═════ DATA FOR PROCESSING

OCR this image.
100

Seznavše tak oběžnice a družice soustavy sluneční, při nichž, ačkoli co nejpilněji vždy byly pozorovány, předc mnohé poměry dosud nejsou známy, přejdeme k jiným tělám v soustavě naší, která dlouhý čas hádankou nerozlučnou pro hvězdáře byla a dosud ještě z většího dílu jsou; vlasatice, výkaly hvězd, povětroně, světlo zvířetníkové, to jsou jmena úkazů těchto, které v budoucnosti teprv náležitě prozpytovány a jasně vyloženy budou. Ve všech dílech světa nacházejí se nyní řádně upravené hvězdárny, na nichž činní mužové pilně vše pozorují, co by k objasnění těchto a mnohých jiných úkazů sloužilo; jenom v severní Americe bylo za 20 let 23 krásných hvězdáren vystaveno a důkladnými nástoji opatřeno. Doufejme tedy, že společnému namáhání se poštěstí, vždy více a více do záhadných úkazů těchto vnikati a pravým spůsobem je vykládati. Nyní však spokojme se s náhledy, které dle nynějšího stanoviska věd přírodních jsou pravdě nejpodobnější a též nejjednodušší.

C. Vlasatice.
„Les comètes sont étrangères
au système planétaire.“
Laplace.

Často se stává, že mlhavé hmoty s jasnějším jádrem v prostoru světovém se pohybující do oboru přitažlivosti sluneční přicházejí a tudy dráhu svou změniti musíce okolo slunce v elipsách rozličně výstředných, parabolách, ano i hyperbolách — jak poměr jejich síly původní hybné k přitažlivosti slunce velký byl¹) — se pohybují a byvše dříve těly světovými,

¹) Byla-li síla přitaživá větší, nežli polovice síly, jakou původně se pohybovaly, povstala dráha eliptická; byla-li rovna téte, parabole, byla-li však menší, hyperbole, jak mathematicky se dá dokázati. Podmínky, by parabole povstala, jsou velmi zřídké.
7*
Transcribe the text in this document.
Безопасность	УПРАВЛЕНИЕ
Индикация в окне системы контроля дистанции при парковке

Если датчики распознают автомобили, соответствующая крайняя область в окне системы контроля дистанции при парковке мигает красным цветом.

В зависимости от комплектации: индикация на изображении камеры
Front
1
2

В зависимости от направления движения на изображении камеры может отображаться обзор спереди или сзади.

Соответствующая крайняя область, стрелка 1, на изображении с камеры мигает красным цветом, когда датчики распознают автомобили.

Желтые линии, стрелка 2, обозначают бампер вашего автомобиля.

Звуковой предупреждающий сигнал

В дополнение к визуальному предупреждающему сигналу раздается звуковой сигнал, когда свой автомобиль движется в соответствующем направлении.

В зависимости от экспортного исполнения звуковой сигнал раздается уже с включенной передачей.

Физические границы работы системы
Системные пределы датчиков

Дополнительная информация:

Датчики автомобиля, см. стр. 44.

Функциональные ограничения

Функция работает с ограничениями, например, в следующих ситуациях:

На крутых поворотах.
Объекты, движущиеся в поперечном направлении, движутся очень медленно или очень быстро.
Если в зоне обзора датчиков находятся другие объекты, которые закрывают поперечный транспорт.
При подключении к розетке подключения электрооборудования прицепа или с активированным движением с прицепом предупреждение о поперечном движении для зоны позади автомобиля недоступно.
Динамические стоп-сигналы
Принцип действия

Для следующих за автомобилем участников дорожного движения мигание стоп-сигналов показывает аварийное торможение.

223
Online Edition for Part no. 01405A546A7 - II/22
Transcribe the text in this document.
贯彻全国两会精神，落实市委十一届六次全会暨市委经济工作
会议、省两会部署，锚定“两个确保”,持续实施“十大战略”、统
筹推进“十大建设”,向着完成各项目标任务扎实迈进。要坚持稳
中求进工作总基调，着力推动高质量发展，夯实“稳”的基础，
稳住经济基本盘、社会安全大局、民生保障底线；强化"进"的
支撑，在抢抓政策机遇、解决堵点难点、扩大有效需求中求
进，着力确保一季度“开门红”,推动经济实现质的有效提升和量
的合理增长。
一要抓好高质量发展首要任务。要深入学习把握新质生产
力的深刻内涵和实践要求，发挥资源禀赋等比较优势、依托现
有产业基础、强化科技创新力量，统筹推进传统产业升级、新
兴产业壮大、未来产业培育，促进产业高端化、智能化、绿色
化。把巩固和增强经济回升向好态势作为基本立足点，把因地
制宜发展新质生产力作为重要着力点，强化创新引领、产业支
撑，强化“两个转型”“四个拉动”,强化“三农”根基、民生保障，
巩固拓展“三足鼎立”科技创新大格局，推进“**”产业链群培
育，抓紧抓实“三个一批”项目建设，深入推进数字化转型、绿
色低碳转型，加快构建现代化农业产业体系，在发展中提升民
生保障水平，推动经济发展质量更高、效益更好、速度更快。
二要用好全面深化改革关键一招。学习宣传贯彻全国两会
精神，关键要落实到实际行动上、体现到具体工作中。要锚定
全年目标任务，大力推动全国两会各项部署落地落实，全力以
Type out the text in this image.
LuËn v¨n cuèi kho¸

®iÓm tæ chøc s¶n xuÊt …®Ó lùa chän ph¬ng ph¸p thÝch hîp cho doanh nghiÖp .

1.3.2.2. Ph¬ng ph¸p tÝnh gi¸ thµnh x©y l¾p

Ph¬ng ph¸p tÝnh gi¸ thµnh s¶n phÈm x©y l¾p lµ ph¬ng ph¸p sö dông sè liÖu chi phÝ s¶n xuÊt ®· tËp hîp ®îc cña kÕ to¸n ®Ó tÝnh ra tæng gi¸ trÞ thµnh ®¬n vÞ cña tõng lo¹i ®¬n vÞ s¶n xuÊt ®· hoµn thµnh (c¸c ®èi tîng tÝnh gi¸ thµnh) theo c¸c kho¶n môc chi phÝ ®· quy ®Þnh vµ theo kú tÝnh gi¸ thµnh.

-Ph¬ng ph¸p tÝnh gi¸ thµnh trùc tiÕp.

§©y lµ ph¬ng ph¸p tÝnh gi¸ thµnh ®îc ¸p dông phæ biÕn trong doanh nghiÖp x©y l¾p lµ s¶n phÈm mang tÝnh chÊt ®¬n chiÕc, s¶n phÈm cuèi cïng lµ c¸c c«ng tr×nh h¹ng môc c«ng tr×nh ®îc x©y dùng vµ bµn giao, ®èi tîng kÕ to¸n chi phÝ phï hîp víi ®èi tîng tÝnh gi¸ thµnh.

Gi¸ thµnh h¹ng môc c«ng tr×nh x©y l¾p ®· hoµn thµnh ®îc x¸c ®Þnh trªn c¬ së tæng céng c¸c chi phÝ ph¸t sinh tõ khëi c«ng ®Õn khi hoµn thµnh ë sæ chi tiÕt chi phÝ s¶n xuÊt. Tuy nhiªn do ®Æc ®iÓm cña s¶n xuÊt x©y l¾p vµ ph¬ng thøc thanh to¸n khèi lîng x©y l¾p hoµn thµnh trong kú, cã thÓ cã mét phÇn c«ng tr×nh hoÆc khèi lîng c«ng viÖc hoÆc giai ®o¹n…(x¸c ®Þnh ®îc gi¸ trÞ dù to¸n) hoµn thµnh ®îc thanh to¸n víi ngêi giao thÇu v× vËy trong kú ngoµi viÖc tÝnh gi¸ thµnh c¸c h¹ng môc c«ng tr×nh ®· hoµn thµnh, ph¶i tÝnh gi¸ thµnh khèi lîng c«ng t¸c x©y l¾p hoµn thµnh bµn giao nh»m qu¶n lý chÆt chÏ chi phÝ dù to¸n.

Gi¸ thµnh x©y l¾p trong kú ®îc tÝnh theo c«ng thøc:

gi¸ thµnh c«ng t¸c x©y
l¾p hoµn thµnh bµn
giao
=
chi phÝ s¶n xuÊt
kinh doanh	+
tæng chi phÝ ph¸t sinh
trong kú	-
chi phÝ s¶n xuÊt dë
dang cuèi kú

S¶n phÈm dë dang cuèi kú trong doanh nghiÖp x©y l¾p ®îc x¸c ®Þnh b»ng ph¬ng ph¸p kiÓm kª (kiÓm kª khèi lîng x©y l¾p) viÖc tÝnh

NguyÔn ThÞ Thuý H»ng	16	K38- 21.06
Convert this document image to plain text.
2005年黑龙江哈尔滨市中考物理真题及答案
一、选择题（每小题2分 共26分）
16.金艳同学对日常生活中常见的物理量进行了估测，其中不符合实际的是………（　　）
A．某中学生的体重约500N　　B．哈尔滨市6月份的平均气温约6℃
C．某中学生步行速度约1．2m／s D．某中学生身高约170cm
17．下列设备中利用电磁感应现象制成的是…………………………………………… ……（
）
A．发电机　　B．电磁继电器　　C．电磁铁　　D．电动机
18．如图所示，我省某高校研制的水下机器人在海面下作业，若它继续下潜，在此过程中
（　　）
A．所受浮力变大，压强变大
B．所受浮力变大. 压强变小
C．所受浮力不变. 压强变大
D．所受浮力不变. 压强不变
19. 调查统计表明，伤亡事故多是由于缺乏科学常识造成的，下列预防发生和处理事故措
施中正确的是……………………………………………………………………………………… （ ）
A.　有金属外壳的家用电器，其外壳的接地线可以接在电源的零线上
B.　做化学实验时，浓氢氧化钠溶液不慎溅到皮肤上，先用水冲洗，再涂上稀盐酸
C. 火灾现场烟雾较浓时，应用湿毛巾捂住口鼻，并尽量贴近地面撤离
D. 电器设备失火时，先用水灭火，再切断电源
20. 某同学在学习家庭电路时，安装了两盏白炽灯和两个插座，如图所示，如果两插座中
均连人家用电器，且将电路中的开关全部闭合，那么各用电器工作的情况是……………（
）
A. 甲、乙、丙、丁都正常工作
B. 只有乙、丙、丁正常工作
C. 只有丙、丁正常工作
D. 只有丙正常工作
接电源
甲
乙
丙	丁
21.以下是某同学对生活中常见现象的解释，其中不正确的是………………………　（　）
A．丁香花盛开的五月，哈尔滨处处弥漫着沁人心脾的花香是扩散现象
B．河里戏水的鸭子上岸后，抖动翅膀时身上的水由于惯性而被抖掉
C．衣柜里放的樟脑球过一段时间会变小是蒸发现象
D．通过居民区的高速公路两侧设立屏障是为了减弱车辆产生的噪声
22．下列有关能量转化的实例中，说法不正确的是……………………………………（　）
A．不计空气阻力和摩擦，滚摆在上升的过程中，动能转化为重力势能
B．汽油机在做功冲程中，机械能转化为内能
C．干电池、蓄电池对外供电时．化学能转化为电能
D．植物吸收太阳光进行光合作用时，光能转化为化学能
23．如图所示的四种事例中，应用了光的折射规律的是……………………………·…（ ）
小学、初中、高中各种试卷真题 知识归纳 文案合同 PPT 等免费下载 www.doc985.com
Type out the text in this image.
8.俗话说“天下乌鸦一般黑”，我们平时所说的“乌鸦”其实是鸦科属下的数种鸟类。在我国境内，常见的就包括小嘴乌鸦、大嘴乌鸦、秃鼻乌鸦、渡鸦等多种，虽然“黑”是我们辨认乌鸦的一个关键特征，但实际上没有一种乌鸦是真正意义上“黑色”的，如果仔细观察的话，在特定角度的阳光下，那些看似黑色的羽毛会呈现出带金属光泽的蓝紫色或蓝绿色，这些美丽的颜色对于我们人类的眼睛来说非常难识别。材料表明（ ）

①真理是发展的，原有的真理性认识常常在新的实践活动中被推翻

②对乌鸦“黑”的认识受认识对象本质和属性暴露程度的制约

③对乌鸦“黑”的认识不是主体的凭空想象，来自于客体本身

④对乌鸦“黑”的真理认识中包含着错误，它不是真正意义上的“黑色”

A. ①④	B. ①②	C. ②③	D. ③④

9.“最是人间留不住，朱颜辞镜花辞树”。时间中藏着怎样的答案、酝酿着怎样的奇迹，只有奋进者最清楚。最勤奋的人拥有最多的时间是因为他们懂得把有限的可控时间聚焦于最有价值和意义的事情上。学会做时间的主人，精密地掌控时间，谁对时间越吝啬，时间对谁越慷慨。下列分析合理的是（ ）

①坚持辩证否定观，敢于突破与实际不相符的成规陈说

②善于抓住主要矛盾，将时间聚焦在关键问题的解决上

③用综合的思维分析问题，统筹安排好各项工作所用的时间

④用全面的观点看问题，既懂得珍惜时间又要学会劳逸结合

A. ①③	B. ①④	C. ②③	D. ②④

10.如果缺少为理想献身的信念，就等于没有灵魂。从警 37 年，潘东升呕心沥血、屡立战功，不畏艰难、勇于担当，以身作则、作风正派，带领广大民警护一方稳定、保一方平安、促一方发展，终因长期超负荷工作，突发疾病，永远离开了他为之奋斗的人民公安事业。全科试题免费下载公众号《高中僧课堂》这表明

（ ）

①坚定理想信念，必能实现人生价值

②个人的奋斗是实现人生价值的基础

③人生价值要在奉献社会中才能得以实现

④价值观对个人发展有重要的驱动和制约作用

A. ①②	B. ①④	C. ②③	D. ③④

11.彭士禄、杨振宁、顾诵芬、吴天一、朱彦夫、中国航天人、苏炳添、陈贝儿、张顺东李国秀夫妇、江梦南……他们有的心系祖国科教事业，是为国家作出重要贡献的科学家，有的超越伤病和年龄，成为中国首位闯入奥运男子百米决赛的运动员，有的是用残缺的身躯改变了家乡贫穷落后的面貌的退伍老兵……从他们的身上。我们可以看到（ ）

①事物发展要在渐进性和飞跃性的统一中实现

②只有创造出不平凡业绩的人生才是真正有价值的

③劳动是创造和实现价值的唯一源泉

══════════

Locate all lines in the listing above with the word "автомобиля". Copy them.

Желтые линии, стрелка 2, обозначают бампер вашего автомобиля.
Датчики автомобиля, см. стр. 44.
При подключении к розетке подключения электрооборудования прицепа или с активированным движением с прицепом предупреждение о поперечном движении для зоны позади автомобиля недоступно.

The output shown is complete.